Structured figure records:
—————
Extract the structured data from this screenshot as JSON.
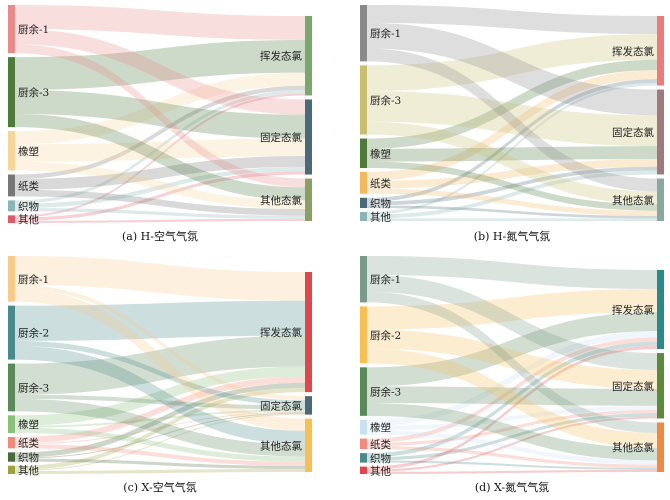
{
  "panels": [
    {
      "caption": "(a) H-空气气氛",
      "sources": [
        {
          "label": "厨余-1",
          "color": "#e88a8a"
        },
        {
          "label": "厨余-3",
          "color": "#4e7a3c"
        },
        {
          "label": "橡塑",
          "color": "#f7d49a"
        },
        {
          "label": "纸类",
          "color": "#777777"
        },
        {
          "label": "织物",
          "color": "#8ab5b5"
        },
        {
          "label": "其他",
          "color": "#e05a6a"
        }
      ],
      "targets": [
        {
          "label": "挥发态氯",
          "color": "#7aa86a"
        },
        {
          "label": "固定态氯",
          "color": "#4a6a7a"
        },
        {
          "label": "其他态氯",
          "color": "#8aa060"
        }
      ],
      "flows": [
        [
          22,
          14,
          8
        ],
        [
          30,
          22,
          12
        ],
        [
          12,
          16,
          8
        ],
        [
          4,
          10,
          6
        ],
        [
          3,
          4,
          3
        ],
        [
          2,
          3,
          2
        ]
      ]
    },
    {
      "caption": "(b) H-氮气气氛",
      "sources": [
        {
          "label": "厨余-1",
          "color": "#8a8a8a"
        },
        {
          "label": "厨余-3",
          "color": "#c8c070"
        },
        {
          "label": "橡塑",
          "color": "#4e7a3c"
        },
        {
          "label": "纸类",
          "color": "#f5b860"
        },
        {
          "label": "织物",
          "color": "#4a6a7a"
        },
        {
          "label": "其他",
          "color": "#8ab5b5"
        }
      ],
      "targets": [
        {
          "label": "挥发态氯",
          "color": "#f07a7a"
        },
        {
          "label": "固定态氯",
          "color": "#a07a7a"
        },
        {
          "label": "其他态氯",
          "color": "#8aa8a0"
        }
      ],
      "flows": [
        [
          14,
          20,
          10
        ],
        [
          20,
          24,
          10
        ],
        [
          8,
          10,
          5
        ],
        [
          7,
          6,
          4
        ],
        [
          3,
          3,
          2
        ],
        [
          2,
          3,
          2
        ]
      ]
    },
    {
      "caption": "(c) X-空气气氛",
      "sources": [
        {
          "label": "厨余-1",
          "color": "#f7c98a"
        },
        {
          "label": "厨余-2",
          "color": "#4a8a8a"
        },
        {
          "label": "厨余-3",
          "color": "#5a8a5a"
        },
        {
          "label": "橡塑",
          "color": "#8ac07a"
        },
        {
          "label": "纸类",
          "color": "#f08a7a"
        },
        {
          "label": "织物",
          "color": "#4a6a3a"
        },
        {
          "label": "其他",
          "color": "#a0a040"
        }
      ],
      "targets": [
        {
          "label": "挥发态氯",
          "color": "#e0474c"
        },
        {
          "label": "固定态氯",
          "color": "#4a6a7a"
        },
        {
          "label": "其他态氯",
          "color": "#f7c055"
        }
      ],
      "flows": [
        [
          28,
          4,
          12
        ],
        [
          34,
          5,
          13
        ],
        [
          30,
          4,
          12
        ],
        [
          10,
          2,
          5
        ],
        [
          6,
          1,
          4
        ],
        [
          5,
          1,
          3
        ],
        [
          4,
          1,
          3
        ]
      ]
    },
    {
      "caption": "(d) X-氮气气氛",
      "sources": [
        {
          "label": "厨余-1",
          "color": "#7a9a8a"
        },
        {
          "label": "厨余-2",
          "color": "#f7c055"
        },
        {
          "label": "厨余-3",
          "color": "#5a8a5a"
        },
        {
          "label": "橡塑",
          "color": "#c8e0f0"
        },
        {
          "label": "纸类",
          "color": "#f08a7a"
        },
        {
          "label": "织物",
          "color": "#4a8a8a"
        },
        {
          "label": "其他",
          "color": "#e0474c"
        }
      ],
      "targets": [
        {
          "label": "挥发态氯",
          "color": "#2a8a8a"
        },
        {
          "label": "固定态氯",
          "color": "#5a8a3a"
        },
        {
          "label": "其他态氯",
          "color": "#f08a40"
        }
      ],
      "flows": [
        [
          18,
          16,
          10
        ],
        [
          22,
          18,
          14
        ],
        [
          18,
          16,
          12
        ],
        [
          6,
          4,
          4
        ],
        [
          4,
          3,
          3
        ],
        [
          4,
          3,
          2
        ],
        [
          3,
          2,
          2
        ]
      ]
    }
  ]
}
—————
* What is expected
In your copy of the listing above, reproduce each line exactly and omit all pictures.

* Full answer
Extract the structured data from this screenshot as JSON.
{
  "panels": [
    {
      "caption": "(a) H-空气气氛",
      "sources": [
        {
          "label": "厨余-1",
          "color": "#e88a8a"
        },
        {
          "label": "厨余-3",
          "color": "#4e7a3c"
        },
        {
          "label": "橡塑",
          "color": "#f7d49a"
        },
        {
          "label": "纸类",
          "color": "#777777"
        },
        {
          "label": "织物",
          "color": "#8ab5b5"
        },
        {
          "label": "其他",
          "color": "#e05a6a"
        }
      ],
      "targets": [
        {
          "label": "挥发态氯",
          "color": "#7aa86a"
        },
        {
          "label": "固定态氯",
          "color": "#4a6a7a"
        },
        {
          "label": "其他态氯",
          "color": "#8aa060"
        }
      ],
      "flows": [
        [
          22,
          14,
          8
        ],
        [
          30,
          22,
          12
        ],
        [
          12,
          16,
          8
        ],
        [
          4,
          10,
          6
        ],
        [
          3,
          4,
          3
        ],
        [
          2,
          3,
          2
        ]
      ]
    },
    {
      "caption": "(b) H-氮气气氛",
      "sources": [
        {
          "label": "厨余-1",
          "color": "#8a8a8a"
        },
        {
          "label": "厨余-3",
          "color": "#c8c070"
        },
        {
          "label": "橡塑",
          "color": "#4e7a3c"
        },
        {
          "label": "纸类",
          "color": "#f5b860"
        },
        {
          "label": "织物",
          "color": "#4a6a7a"
        },
        {
          "label": "其他",
          "color": "#8ab5b5"
        }
      ],
      "targets": [
        {
          "label": "挥发态氯",
          "color": "#f07a7a"
        },
        {
          "label": "固定态氯",
          "color": "#a07a7a"
        },
        {
          "label": "其他态氯",
          "color": "#8aa8a0"
        }
      ],
      "flows": [
        [
          14,
          20,
          10
        ],
        [
          20,
          24,
          10
        ],
        [
          8,
          10,
          5
        ],
        [
          7,
          6,
          4
        ],
        [
          3,
          3,
          2
        ],
        [
          2,
          3,
          2
        ]
      ]
    },
    {
      "caption": "(c) X-空气气氛",
      "sources": [
        {
          "label": "厨余-1",
          "color": "#f7c98a"
        },
        {
          "label": "厨余-2",
          "color": "#4a8a8a"
        },
        {
          "label": "厨余-3",
          "color": "#5a8a5a"
        },
        {
          "label": "橡塑",
          "color": "#8ac07a"
        },
        {
          "label": "纸类",
          "color": "#f08a7a"
        },
        {
          "label": "织物",
          "color": "#4a6a3a"
        },
        {
          "label": "其他",
          "color": "#a0a040"
        }
      ],
      "targets": [
        {
          "label": "挥发态氯",
          "color": "#e0474c"
        },
        {
          "label": "固定态氯",
          "color": "#4a6a7a"
        },
        {
          "label": "其他态氯",
          "color": "#f7c055"
        }
      ],
      "flows": [
        [
          28,
          4,
          12
        ],
        [
          34,
          5,
          13
        ],
        [
          30,
          4,
          12
        ],
        [
          10,
          2,
          5
        ],
        [
          6,
          1,
          4
        ],
        [
          5,
          1,
          3
        ],
        [
          4,
          1,
          3
        ]
      ]
    },
    {
      "caption": "(d) X-氮气气氛",
      "sources": [
        {
          "label": "厨余-1",
          "color": "#7a9a8a"
        },
        {
          "label": "厨余-2",
          "color": "#f7c055"
        },
        {
          "label": "厨余-3",
          "color": "#5a8a5a"
        },
        {
          "label": "橡塑",
          "color": "#c8e0f0"
        },
        {
          "label": "纸类",
          "color": "#f08a7a"
        },
        {
          "label": "织物",
          "color": "#4a8a8a"
        },
        {
          "label": "其他",
          "color": "#e0474c"
        }
      ],
      "targets": [
        {
          "label": "挥发态氯",
          "color": "#2a8a8a"
        },
        {
          "label": "固定态氯",
          "color": "#5a8a3a"
        },
        {
          "label": "其他态氯",
          "color": "#f08a40"
        }
      ],
      "flows": [
        [
          18,
          16,
          10
        ],
        [
          22,
          18,
          14
        ],
        [
          18,
          16,
          12
        ],
        [
          6,
          4,
          4
        ],
        [
          4,
          3,
          3
        ],
        [
          4,
          3,
          2
        ],
        [
          3,
          2,
          2
        ]
      ]
    }
  ]
}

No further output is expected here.